— begin Listed entries —

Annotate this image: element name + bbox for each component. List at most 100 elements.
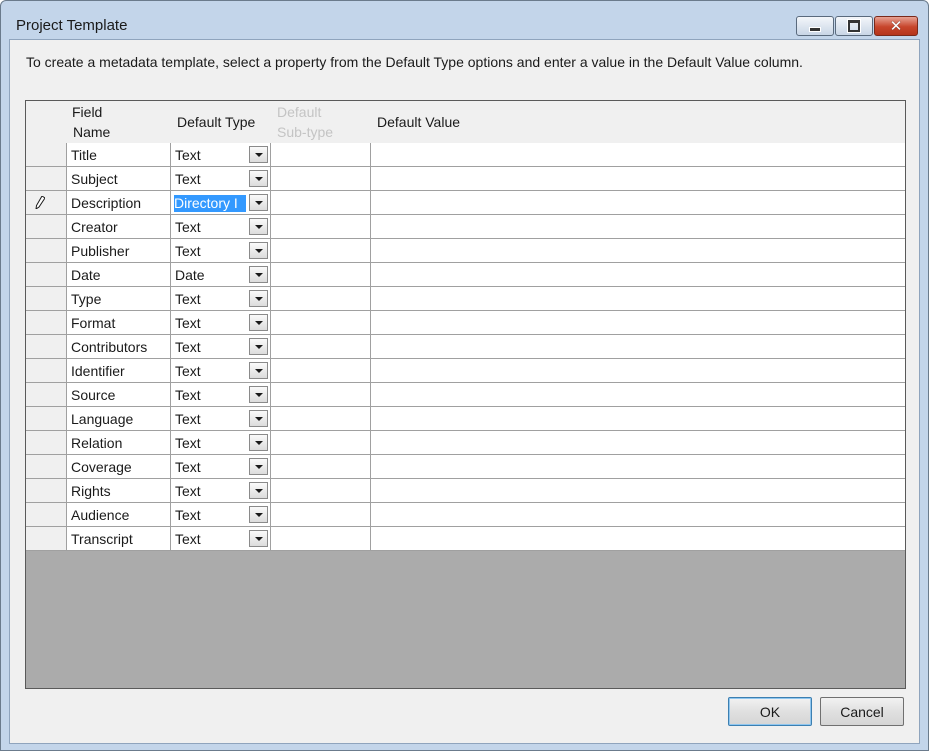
default-subtype-cell[interactable] <box>271 311 371 335</box>
table-row[interactable]: Publisher Text <box>26 239 905 263</box>
ok-button[interactable]: OK <box>728 697 812 726</box>
table-row[interactable]: Coverage Text <box>26 455 905 479</box>
default-subtype-cell[interactable] <box>271 239 371 263</box>
default-type-combo[interactable]: Text <box>171 215 271 239</box>
default-subtype-cell[interactable] <box>271 191 371 215</box>
default-type-combo[interactable]: Text <box>171 143 271 167</box>
default-value-cell[interactable] <box>371 143 905 167</box>
default-type-combo[interactable]: Text <box>171 407 271 431</box>
row-selector[interactable] <box>26 239 67 263</box>
default-value-cell[interactable] <box>371 287 905 311</box>
default-value-cell[interactable] <box>371 335 905 359</box>
default-value-cell[interactable] <box>371 455 905 479</box>
row-selector[interactable] <box>26 479 67 503</box>
default-type-combo[interactable]: Text <box>171 167 271 191</box>
table-row[interactable]: Audience Text <box>26 503 905 527</box>
row-selector[interactable] <box>26 455 67 479</box>
table-row[interactable]: Source Text <box>26 383 905 407</box>
minimize-button[interactable] <box>796 16 834 36</box>
default-value-cell[interactable] <box>371 431 905 455</box>
row-selector[interactable] <box>26 407 67 431</box>
default-value-cell[interactable] <box>371 359 905 383</box>
default-subtype-cell[interactable] <box>271 455 371 479</box>
table-row[interactable]: Creator Text <box>26 215 905 239</box>
dropdown-button[interactable] <box>249 242 268 259</box>
dropdown-button[interactable] <box>249 506 268 523</box>
default-value-cell[interactable] <box>371 191 905 215</box>
row-selector[interactable] <box>26 359 67 383</box>
default-subtype-cell[interactable] <box>271 479 371 503</box>
dropdown-button[interactable] <box>249 266 268 283</box>
default-type-combo[interactable]: Text <box>171 287 271 311</box>
dropdown-button[interactable] <box>249 530 268 547</box>
header-default-value[interactable]: Default Value <box>377 101 577 143</box>
dropdown-button[interactable] <box>249 338 268 355</box>
dropdown-button[interactable] <box>249 218 268 235</box>
default-subtype-cell[interactable] <box>271 167 371 191</box>
cancel-button[interactable]: Cancel <box>820 697 904 726</box>
default-subtype-cell[interactable] <box>271 143 371 167</box>
dropdown-button[interactable] <box>249 458 268 475</box>
dropdown-button[interactable] <box>249 434 268 451</box>
dropdown-button[interactable] <box>249 194 268 211</box>
row-selector[interactable] <box>26 287 67 311</box>
row-selector[interactable] <box>26 167 67 191</box>
default-subtype-cell[interactable] <box>271 431 371 455</box>
title-bar[interactable]: Project Template ✕ <box>1 1 928 39</box>
metadata-grid[interactable]: Field Name Default Type Default Sub-type… <box>25 100 906 689</box>
default-value-cell[interactable] <box>371 383 905 407</box>
default-type-combo[interactable]: Date <box>171 263 271 287</box>
table-row[interactable]: Type Text <box>26 287 905 311</box>
table-row[interactable]: Rights Text <box>26 479 905 503</box>
row-selector[interactable] <box>26 263 67 287</box>
default-value-cell[interactable] <box>371 311 905 335</box>
dropdown-button[interactable] <box>249 410 268 427</box>
row-selector[interactable] <box>26 215 67 239</box>
default-type-combo[interactable]: Text <box>171 359 271 383</box>
table-row[interactable]: Subject Text <box>26 167 905 191</box>
default-subtype-cell[interactable] <box>271 407 371 431</box>
dropdown-button[interactable] <box>249 146 268 163</box>
table-row[interactable]: Date Date <box>26 263 905 287</box>
default-type-combo[interactable]: Text <box>171 431 271 455</box>
default-type-combo[interactable]: Text <box>171 479 271 503</box>
close-button[interactable]: ✕ <box>874 16 918 36</box>
dropdown-button[interactable] <box>249 290 268 307</box>
default-type-combo[interactable]: Text <box>171 335 271 359</box>
dropdown-button[interactable] <box>249 386 268 403</box>
default-subtype-cell[interactable] <box>271 263 371 287</box>
dropdown-button[interactable] <box>249 482 268 499</box>
default-value-cell[interactable] <box>371 479 905 503</box>
table-row[interactable]: Title Text <box>26 143 905 167</box>
default-subtype-cell[interactable] <box>271 527 371 551</box>
row-selector[interactable] <box>26 335 67 359</box>
table-row[interactable]: Identifier Text <box>26 359 905 383</box>
default-type-combo[interactable]: Text <box>171 455 271 479</box>
default-type-combo[interactable]: Text <box>171 527 271 551</box>
default-subtype-cell[interactable] <box>271 335 371 359</box>
default-value-cell[interactable] <box>371 239 905 263</box>
row-selector[interactable] <box>26 191 67 215</box>
default-subtype-cell[interactable] <box>271 287 371 311</box>
row-selector[interactable] <box>26 383 67 407</box>
default-subtype-cell[interactable] <box>271 215 371 239</box>
default-type-combo[interactable]: Text <box>171 503 271 527</box>
dropdown-button[interactable] <box>249 170 268 187</box>
default-value-cell[interactable] <box>371 215 905 239</box>
maximize-button[interactable] <box>835 16 873 36</box>
dropdown-button[interactable] <box>249 314 268 331</box>
default-subtype-cell[interactable] <box>271 503 371 527</box>
default-type-combo[interactable]: Text <box>171 383 271 407</box>
default-value-cell[interactable] <box>371 527 905 551</box>
row-selector[interactable] <box>26 431 67 455</box>
row-selector[interactable] <box>26 311 67 335</box>
default-subtype-cell[interactable] <box>271 359 371 383</box>
default-value-cell[interactable] <box>371 503 905 527</box>
row-selector[interactable] <box>26 143 67 167</box>
default-value-cell[interactable] <box>371 407 905 431</box>
default-type-combo[interactable]: Text <box>171 311 271 335</box>
default-type-combo[interactable]: Text <box>171 239 271 263</box>
default-subtype-cell[interactable] <box>271 383 371 407</box>
dropdown-button[interactable] <box>249 362 268 379</box>
default-value-cell[interactable] <box>371 167 905 191</box>
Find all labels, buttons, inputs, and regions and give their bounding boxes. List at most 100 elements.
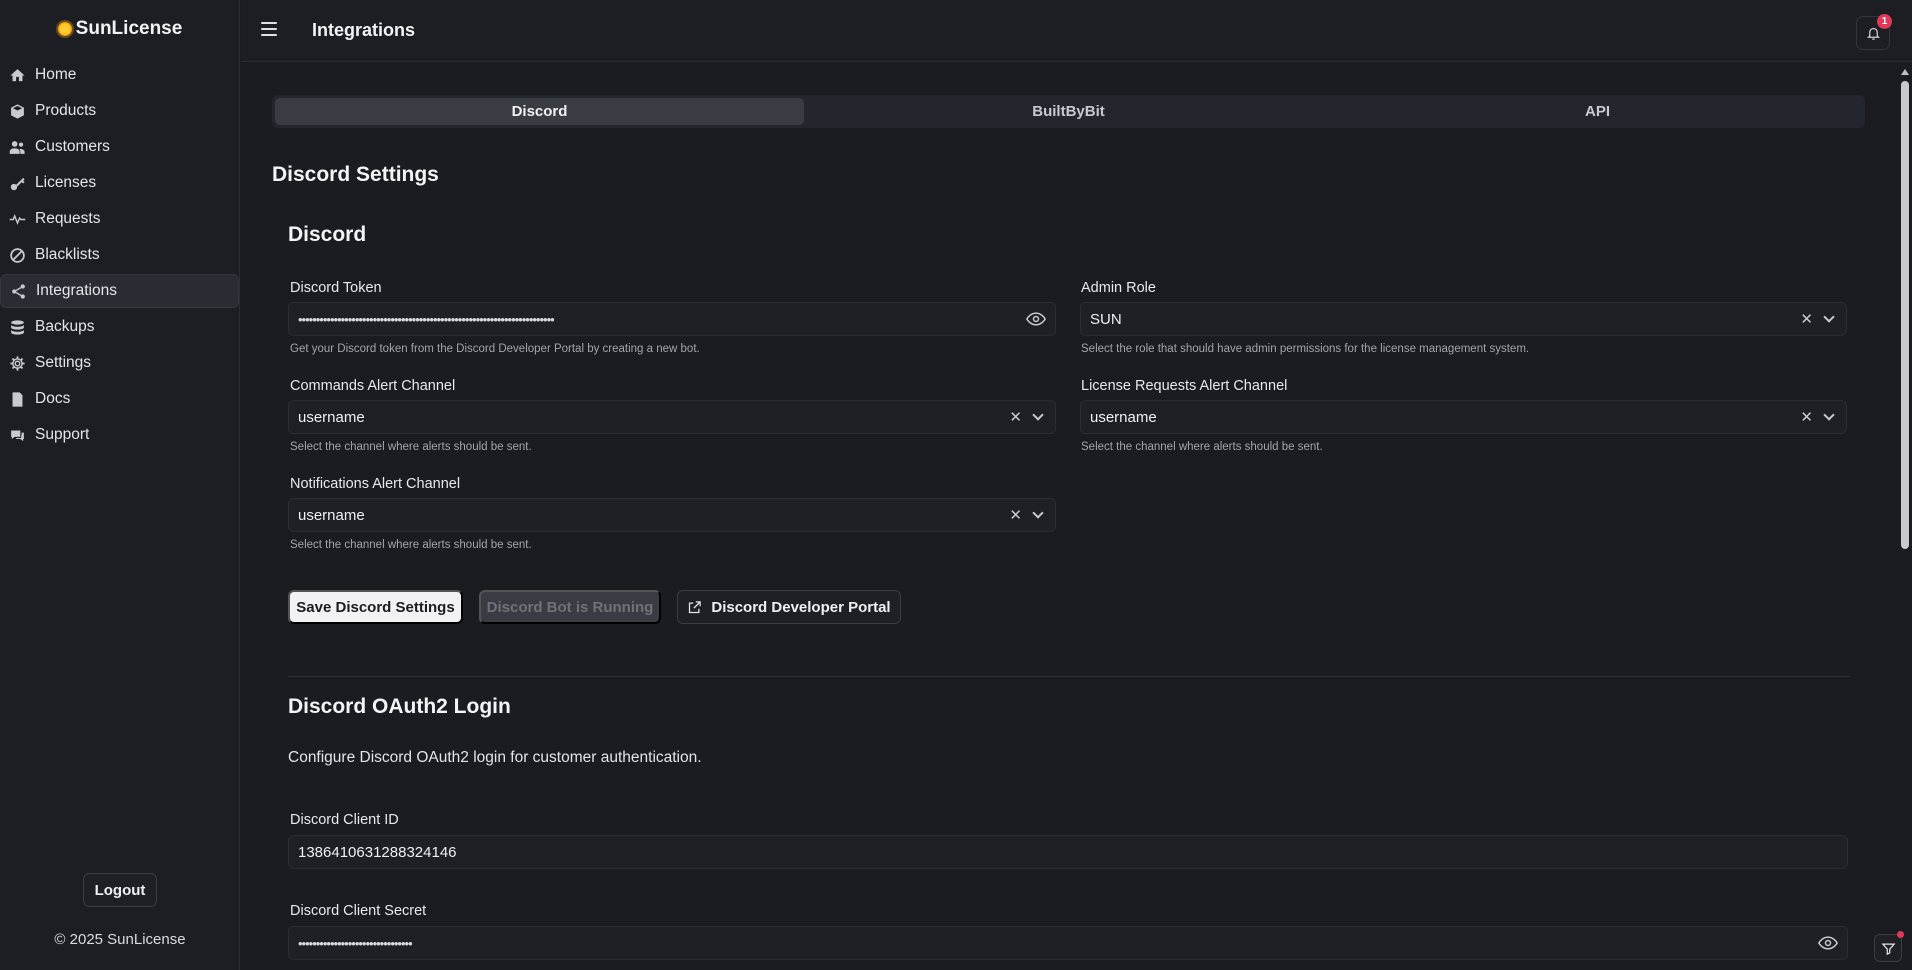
sidebar-item-integrations[interactable]: Integrations [0, 274, 239, 308]
commands-alert-channel-label: Commands Alert Channel [290, 378, 456, 394]
notifications-alert-channel-hint: Select the channel where alerts should b… [290, 539, 532, 551]
license-requests-alert-channel-value: username [1090, 408, 1157, 426]
notifications-alert-channel-value: username [298, 506, 365, 524]
discord-token-field[interactable]: ••••••••••••••••••••••••••••••••••••••••… [288, 302, 1056, 336]
section-divider [288, 676, 1850, 677]
chevron-down-icon[interactable] [1032, 408, 1044, 421]
status-dot [1897, 931, 1904, 938]
discord-token-value: ••••••••••••••••••••••••••••••••••••••••… [298, 311, 555, 327]
ban-icon [8, 246, 26, 264]
client-id-value: 1386410631288324146 [298, 843, 457, 861]
chevron-down-icon[interactable] [1823, 408, 1835, 421]
menu-toggle-icon[interactable] [261, 22, 277, 36]
sidebar-item-label: Integrations [36, 282, 117, 299]
filter-check-icon [1880, 943, 1896, 955]
notifications-alert-channel-label: Notifications Alert Channel [290, 476, 461, 492]
notifications-alert-channel-select[interactable]: username ✕ [288, 498, 1056, 532]
bell-icon [1866, 27, 1880, 40]
sun-icon [57, 22, 72, 36]
client-secret-label: Discord Client Secret [290, 903, 427, 919]
box-icon [8, 102, 26, 120]
oauth-description: Configure Discord OAuth2 login for custo… [288, 749, 702, 766]
eye-icon[interactable] [1026, 312, 1046, 326]
sidebar-item-customers[interactable]: Customers [0, 130, 239, 164]
brand-name: SunLicense [75, 18, 183, 39]
client-id-field[interactable]: 1386410631288324146 [288, 835, 1848, 869]
logout-button[interactable]: Logout [83, 873, 157, 907]
client-id-label: Discord Client ID [290, 812, 399, 828]
sidebar-item-settings[interactable]: Settings [0, 346, 239, 380]
admin-role-select[interactable]: SUN ✕ [1080, 302, 1847, 336]
brand-logo[interactable]: SunLicense [0, 18, 240, 40]
gear-icon [8, 354, 26, 372]
commands-alert-channel-hint: Select the channel where alerts should b… [290, 441, 532, 453]
document-icon [8, 390, 26, 408]
sidebar-item-label: Settings [35, 354, 92, 371]
discord-developer-portal-button[interactable]: Discord Developer Portal [677, 590, 901, 624]
client-secret-field[interactable]: •••••••••••••••••••••••••••••••• [288, 926, 1848, 960]
commands-alert-channel-select[interactable]: username ✕ [288, 400, 1056, 434]
users-icon [8, 138, 26, 156]
tab-api[interactable]: API [1333, 98, 1862, 125]
copyright-text: © 2025 SunLicense [54, 931, 186, 948]
top-header: Integrations 1 [241, 0, 1912, 62]
devtools-toggle-button[interactable] [1874, 931, 1904, 962]
notification-badge: 1 [1877, 14, 1892, 29]
sidebar-item-label: Products [35, 102, 97, 119]
share-icon [9, 282, 27, 300]
sidebar-item-label: Customers [35, 138, 110, 155]
key-icon [8, 174, 26, 192]
sidebar-item-requests[interactable]: Requests [0, 202, 239, 236]
sidebar-item-support[interactable]: Support [0, 418, 239, 452]
sidebar-item-label: Backups [35, 318, 95, 335]
clear-icon[interactable]: ✕ [1009, 506, 1022, 524]
sidebar-item-home[interactable]: Home [0, 58, 239, 92]
sidebar-nav: Home Products Customers Licenses Request… [0, 56, 240, 454]
tab-discord[interactable]: Discord [275, 98, 804, 125]
section-title: Discord Settings [272, 163, 439, 186]
client-secret-value: •••••••••••••••••••••••••••••••• [298, 935, 413, 951]
admin-role-hint: Select the role that should have admin p… [1081, 343, 1530, 355]
page-title: Integrations [312, 20, 416, 40]
sidebar-item-licenses[interactable]: Licenses [0, 166, 239, 200]
sidebar-item-label: Docs [35, 390, 71, 407]
license-requests-alert-channel-hint: Select the channel where alerts should b… [1081, 441, 1323, 453]
chevron-down-icon[interactable] [1032, 506, 1044, 519]
license-requests-alert-channel-label: License Requests Alert Channel [1081, 378, 1288, 394]
database-icon [8, 318, 26, 336]
license-requests-alert-channel-select[interactable]: username ✕ [1080, 400, 1847, 434]
clear-icon[interactable]: ✕ [1009, 408, 1022, 426]
sidebar-item-backups[interactable]: Backups [0, 310, 239, 344]
discord-token-hint: Get your Discord token from the Discord … [290, 343, 700, 355]
scroll-up-icon[interactable] [1901, 69, 1909, 75]
sidebar-item-label: Home [35, 66, 77, 83]
bot-status-button: Discord Bot is Running [479, 590, 661, 624]
pulse-icon [8, 210, 26, 228]
admin-role-label: Admin Role [1081, 280, 1156, 296]
scrollbar-thumb[interactable] [1901, 81, 1909, 549]
sidebar-item-docs[interactable]: Docs [0, 382, 239, 416]
sidebar-item-label: Requests [35, 210, 101, 227]
external-link-icon [689, 600, 702, 613]
tab-builtbybit[interactable]: BuiltByBit [804, 98, 1333, 125]
sidebar-item-products[interactable]: Products [0, 94, 239, 128]
sidebar: SunLicense Home Products Customers Licen… [0, 0, 240, 970]
clear-icon[interactable]: ✕ [1800, 310, 1813, 328]
home-icon [8, 66, 26, 84]
page-scrollbar[interactable] [1897, 63, 1912, 970]
sidebar-item-label: Support [35, 426, 90, 443]
oauth-heading: Discord OAuth2 Login [288, 695, 511, 718]
chevron-down-icon[interactable] [1823, 310, 1835, 323]
discord-developer-portal-label: Discord Developer Portal [711, 598, 891, 616]
clear-icon[interactable]: ✕ [1800, 408, 1813, 426]
sidebar-item-label: Licenses [35, 174, 97, 191]
eye-icon[interactable] [1818, 936, 1838, 950]
integration-tabs: Discord BuiltByBit API [272, 95, 1865, 128]
sidebar-item-blacklists[interactable]: Blacklists [0, 238, 239, 272]
notifications-button[interactable]: 1 [1856, 14, 1892, 50]
discord-token-label: Discord Token [290, 280, 382, 296]
sidebar-item-label: Blacklists [35, 246, 100, 263]
chat-icon [8, 426, 26, 444]
commands-alert-channel-value: username [298, 408, 365, 426]
save-discord-settings-button[interactable]: Save Discord Settings [288, 590, 463, 624]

— end Listed entries —

### [Task details]
Edit the lines starting at the one that contains "274, 239, 308]" and ending at the one that contains "408, 1157, 426]", replacing "username" with "admin" and changing nothing else. Give only those lines.

### [Exercise output]
sidebar-item-integrations[interactable]: Integrations [0, 274, 239, 308]
commands-alert-channel-label: Commands Alert Channel [290, 378, 456, 394]
notifications-alert-channel-hint: Select the channel where alerts should b… [290, 539, 532, 551]
license-requests-alert-channel-value: admin [1090, 408, 1157, 426]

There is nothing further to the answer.